◆ Task to complete: All lines with the word "preliminary" in the material below are required.

::::::::

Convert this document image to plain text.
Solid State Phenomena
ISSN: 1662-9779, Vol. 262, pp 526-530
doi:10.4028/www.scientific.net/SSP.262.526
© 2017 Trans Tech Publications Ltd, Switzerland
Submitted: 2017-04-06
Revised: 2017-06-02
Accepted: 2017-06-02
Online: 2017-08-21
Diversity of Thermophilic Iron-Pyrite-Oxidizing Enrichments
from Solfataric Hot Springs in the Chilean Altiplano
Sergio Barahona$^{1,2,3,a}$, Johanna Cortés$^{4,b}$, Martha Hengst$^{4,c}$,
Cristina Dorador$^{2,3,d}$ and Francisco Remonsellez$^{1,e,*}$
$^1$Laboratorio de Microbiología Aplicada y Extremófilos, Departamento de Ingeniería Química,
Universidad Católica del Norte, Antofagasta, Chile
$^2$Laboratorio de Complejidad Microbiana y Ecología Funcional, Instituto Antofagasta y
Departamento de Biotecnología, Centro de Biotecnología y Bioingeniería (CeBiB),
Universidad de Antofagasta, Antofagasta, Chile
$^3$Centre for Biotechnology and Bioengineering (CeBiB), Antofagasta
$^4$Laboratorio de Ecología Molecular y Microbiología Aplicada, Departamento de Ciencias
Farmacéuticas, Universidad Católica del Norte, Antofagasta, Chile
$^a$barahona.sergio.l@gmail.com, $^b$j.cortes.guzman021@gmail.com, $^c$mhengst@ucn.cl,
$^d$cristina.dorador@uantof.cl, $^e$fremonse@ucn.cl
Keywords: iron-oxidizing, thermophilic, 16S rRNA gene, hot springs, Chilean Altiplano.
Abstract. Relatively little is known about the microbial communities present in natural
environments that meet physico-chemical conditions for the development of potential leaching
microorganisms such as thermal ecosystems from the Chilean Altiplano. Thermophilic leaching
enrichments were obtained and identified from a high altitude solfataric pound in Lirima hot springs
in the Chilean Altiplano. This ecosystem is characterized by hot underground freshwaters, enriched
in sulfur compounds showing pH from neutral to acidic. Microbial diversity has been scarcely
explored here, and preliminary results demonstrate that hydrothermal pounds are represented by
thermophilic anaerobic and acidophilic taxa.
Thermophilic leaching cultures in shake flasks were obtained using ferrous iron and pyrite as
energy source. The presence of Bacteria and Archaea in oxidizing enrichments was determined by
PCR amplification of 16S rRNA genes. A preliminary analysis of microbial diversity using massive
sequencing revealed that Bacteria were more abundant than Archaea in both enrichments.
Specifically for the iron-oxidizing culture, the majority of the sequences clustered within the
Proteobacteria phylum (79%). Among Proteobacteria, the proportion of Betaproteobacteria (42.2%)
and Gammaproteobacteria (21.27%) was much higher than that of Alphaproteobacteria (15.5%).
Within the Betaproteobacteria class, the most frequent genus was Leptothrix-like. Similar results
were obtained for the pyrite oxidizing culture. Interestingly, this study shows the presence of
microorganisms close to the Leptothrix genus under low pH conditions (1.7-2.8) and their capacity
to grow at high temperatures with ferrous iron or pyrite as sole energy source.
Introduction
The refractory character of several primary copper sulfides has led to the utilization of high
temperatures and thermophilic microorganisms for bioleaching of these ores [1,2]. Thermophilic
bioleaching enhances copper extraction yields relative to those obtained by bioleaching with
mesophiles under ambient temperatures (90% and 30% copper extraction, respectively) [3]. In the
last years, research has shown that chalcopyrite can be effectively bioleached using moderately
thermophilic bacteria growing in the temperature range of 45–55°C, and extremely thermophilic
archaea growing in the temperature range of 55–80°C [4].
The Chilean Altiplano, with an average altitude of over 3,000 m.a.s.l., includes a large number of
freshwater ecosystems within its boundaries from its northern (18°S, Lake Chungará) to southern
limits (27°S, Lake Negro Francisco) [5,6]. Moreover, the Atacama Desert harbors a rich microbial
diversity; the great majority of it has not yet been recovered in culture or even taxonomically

::::::::

◆ Response below:
explored here, and preliminary results demonstrate that hydrothermal pounds are represented by
PCR amplification of 16S rRNA genes. A preliminary analysis of microbial diversity using massive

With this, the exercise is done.